Records from a dataset
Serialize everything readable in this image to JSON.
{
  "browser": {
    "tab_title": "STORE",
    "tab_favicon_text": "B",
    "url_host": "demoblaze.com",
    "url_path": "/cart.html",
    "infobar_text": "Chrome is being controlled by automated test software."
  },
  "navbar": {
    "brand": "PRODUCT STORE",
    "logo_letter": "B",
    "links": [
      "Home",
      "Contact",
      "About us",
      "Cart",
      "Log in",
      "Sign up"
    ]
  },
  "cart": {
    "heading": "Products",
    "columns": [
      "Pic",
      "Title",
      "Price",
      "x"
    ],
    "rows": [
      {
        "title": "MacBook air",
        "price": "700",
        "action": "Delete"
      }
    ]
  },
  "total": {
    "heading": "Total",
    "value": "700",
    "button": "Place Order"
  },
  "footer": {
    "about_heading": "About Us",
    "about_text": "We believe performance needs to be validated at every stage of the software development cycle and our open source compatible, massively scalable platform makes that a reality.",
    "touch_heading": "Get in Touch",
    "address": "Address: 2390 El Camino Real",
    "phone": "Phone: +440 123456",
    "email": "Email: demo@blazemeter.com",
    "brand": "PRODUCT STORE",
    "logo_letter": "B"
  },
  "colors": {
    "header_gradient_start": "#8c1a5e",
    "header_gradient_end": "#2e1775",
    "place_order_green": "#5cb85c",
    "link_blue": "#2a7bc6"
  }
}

Aim: Copy every line of the records word for word.

Solved problem:
Serialize everything readable in this image to JSON.
{
  "browser": {
    "tab_title": "STORE",
    "tab_favicon_text": "B",
    "url_host": "demoblaze.com",
    "url_path": "/cart.html",
    "infobar_text": "Chrome is being controlled by automated test software."
  },
  "navbar": {
    "brand": "PRODUCT STORE",
    "logo_letter": "B",
    "links": [
      "Home",
      "Contact",
      "About us",
      "Cart",
      "Log in",
      "Sign up"
    ]
  },
  "cart": {
    "heading": "Products",
    "columns": [
      "Pic",
      "Title",
      "Price",
      "x"
    ],
    "rows": [
      {
        "title": "MacBook air",
        "price": "700",
        "action": "Delete"
      }
    ]
  },
  "total": {
    "heading": "Total",
    "value": "700",
    "button": "Place Order"
  },
  "footer": {
    "about_heading": "About Us",
    "about_text": "We believe performance needs to be validated at every stage of the software development cycle and our open source compatible, massively scalable platform makes that a reality.",
    "touch_heading": "Get in Touch",
    "address": "Address: 2390 El Camino Real",
    "phone": "Phone: +440 123456",
    "email": "Email: demo@blazemeter.com",
    "brand": "PRODUCT STORE",
    "logo_letter": "B"
  },
  "colors": {
    "header_gradient_start": "#8c1a5e",
    "header_gradient_end": "#2e1775",
    "place_order_green": "#5cb85c",
    "link_blue": "#2a7bc6"
  }
}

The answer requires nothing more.